▶ [Goal of the exercise]: Take each line containing "colors" and report it exactly as written.

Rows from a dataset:
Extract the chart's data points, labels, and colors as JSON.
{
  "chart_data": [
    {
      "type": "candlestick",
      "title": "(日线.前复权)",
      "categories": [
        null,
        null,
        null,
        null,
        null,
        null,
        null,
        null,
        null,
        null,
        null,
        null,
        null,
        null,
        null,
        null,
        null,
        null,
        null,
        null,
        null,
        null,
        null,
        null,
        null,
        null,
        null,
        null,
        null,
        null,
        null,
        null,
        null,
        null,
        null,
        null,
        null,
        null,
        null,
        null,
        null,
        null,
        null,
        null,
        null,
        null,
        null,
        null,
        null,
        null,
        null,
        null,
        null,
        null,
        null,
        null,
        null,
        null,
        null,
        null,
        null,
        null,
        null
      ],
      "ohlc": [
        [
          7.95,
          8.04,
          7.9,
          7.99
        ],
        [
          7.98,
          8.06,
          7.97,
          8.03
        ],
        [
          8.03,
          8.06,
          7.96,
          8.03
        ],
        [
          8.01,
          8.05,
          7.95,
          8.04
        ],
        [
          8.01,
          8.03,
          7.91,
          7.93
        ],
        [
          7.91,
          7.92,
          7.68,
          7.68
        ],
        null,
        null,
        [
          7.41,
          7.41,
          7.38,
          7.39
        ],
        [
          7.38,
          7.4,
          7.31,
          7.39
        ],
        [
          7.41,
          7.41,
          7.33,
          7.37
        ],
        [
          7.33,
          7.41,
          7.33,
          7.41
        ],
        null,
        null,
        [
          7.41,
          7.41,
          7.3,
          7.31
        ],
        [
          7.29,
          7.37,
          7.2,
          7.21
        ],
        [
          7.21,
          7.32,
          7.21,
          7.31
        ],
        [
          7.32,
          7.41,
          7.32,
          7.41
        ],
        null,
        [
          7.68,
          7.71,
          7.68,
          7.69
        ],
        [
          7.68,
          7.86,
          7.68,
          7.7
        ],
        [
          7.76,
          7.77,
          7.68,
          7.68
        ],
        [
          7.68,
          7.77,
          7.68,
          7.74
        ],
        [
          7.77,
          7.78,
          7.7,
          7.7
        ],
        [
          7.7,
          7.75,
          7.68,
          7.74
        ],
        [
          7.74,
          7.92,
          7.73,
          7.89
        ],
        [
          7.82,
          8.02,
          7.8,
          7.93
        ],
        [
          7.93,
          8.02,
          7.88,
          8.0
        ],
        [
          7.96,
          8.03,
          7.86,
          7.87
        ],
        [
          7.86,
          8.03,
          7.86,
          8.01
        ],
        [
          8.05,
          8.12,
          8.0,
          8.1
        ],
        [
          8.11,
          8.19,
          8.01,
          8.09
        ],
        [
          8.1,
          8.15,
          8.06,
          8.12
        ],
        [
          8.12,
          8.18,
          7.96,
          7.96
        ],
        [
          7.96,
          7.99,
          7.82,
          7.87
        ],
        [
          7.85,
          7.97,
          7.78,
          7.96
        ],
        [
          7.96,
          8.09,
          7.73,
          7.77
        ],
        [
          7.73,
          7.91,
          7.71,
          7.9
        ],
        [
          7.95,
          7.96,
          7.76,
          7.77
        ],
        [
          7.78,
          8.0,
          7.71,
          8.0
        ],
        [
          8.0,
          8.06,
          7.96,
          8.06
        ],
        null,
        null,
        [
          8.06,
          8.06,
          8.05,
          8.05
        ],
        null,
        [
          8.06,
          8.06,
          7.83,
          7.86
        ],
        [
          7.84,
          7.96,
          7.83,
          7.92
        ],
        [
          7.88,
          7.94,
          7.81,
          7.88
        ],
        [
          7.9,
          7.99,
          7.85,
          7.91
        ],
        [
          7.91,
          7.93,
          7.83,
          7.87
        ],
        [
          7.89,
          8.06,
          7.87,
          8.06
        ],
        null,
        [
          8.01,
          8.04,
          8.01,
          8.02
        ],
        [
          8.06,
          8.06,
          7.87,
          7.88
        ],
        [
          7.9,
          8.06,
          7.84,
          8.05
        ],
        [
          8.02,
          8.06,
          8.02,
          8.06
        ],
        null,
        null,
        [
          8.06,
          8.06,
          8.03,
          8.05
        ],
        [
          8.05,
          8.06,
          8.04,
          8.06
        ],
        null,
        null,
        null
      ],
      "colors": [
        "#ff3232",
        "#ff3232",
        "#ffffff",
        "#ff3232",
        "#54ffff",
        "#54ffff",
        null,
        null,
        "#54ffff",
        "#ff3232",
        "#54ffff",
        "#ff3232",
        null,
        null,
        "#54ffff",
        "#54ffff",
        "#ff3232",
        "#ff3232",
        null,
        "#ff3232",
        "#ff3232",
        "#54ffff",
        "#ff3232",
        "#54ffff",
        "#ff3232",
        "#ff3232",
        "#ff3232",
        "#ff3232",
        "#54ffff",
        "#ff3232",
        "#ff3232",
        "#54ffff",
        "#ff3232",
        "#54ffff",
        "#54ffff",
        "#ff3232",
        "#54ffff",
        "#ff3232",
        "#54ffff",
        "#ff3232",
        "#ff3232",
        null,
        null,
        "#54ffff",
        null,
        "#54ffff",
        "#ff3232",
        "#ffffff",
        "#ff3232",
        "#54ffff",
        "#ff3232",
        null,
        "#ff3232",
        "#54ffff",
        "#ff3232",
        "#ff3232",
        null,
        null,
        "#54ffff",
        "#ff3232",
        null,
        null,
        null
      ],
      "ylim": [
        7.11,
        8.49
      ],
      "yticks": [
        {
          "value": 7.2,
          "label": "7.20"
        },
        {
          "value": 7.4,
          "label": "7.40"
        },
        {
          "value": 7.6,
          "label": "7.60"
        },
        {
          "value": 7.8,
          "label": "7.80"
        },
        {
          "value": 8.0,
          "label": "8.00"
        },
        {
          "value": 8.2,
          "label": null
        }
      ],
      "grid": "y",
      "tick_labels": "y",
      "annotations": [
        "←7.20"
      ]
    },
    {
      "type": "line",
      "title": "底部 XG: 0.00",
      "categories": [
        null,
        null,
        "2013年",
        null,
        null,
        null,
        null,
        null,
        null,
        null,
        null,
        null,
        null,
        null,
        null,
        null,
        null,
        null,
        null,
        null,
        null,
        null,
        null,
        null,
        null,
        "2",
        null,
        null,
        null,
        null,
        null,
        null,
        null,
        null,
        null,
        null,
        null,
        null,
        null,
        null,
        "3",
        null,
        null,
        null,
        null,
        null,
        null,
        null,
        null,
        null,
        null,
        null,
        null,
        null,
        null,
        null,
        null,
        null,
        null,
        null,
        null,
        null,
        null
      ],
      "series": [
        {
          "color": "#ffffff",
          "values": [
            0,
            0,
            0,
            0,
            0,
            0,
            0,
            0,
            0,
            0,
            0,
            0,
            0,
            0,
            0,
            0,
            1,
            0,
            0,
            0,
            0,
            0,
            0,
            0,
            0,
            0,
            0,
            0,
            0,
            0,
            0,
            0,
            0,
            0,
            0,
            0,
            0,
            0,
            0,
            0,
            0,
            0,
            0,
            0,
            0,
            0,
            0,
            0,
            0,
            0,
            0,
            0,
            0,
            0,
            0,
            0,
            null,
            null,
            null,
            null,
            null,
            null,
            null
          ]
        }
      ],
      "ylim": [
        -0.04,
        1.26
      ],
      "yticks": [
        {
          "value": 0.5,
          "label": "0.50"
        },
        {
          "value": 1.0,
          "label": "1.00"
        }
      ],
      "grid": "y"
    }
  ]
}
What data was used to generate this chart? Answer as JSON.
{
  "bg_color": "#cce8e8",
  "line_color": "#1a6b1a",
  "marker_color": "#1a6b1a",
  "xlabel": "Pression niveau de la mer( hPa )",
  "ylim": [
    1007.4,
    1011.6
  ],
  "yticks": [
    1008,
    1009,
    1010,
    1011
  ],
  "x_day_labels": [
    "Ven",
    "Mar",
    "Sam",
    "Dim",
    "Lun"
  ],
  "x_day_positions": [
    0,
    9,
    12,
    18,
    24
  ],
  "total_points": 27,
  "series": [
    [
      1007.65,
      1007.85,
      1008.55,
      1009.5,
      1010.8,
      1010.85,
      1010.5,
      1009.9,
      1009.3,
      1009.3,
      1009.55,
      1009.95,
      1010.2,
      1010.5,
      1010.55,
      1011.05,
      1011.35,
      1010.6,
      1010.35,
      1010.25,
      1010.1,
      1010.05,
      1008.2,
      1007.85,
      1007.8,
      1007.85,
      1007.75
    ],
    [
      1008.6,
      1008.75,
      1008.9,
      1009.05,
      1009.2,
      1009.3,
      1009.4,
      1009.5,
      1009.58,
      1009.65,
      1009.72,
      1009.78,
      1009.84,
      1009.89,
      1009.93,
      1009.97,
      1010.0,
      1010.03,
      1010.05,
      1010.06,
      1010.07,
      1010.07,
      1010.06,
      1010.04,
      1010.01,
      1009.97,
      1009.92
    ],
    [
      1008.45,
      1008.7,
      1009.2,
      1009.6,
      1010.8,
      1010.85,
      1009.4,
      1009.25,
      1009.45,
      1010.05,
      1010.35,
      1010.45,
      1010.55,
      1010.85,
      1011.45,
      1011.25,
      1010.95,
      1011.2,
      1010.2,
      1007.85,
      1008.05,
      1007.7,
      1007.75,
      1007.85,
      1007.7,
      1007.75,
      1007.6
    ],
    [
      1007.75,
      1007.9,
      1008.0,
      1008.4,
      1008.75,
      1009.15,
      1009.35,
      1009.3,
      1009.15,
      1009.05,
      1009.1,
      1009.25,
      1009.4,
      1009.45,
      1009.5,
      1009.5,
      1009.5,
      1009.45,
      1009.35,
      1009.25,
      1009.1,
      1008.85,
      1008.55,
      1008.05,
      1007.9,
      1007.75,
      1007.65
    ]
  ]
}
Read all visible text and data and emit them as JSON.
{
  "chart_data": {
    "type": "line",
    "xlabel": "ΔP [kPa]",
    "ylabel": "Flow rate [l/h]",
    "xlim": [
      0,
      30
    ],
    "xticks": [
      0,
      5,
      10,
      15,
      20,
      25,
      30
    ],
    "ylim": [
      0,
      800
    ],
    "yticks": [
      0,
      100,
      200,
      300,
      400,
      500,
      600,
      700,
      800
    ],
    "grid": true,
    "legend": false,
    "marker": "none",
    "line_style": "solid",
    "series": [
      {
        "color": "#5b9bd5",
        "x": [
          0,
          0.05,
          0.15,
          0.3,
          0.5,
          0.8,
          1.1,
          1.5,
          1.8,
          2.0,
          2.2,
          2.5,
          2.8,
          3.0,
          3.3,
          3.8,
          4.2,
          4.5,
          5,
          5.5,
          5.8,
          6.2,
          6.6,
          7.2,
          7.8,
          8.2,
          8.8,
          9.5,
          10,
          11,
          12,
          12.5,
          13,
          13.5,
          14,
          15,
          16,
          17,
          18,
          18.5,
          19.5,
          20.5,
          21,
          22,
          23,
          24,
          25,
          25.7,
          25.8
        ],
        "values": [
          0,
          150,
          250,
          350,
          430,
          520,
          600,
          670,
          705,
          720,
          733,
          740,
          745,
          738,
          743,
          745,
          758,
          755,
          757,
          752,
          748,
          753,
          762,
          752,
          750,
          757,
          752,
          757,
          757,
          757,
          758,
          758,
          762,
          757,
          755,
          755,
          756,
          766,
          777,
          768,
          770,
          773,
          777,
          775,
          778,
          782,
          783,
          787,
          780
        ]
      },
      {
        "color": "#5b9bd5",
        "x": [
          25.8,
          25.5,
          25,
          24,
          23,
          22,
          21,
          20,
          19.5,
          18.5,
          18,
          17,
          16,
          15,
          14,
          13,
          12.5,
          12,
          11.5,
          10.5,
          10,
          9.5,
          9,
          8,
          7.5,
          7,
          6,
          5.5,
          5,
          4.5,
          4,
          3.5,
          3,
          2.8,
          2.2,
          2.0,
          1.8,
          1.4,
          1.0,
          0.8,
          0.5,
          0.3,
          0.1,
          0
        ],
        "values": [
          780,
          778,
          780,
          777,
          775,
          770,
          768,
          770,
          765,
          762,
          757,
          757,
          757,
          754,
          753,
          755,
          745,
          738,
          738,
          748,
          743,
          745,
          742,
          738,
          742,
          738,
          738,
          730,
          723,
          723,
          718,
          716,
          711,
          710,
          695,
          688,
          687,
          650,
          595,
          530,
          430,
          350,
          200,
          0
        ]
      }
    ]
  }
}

▶ [Completed exercise]:
Extract the chart's data points, labels, and colors as JSON.
      "colors": [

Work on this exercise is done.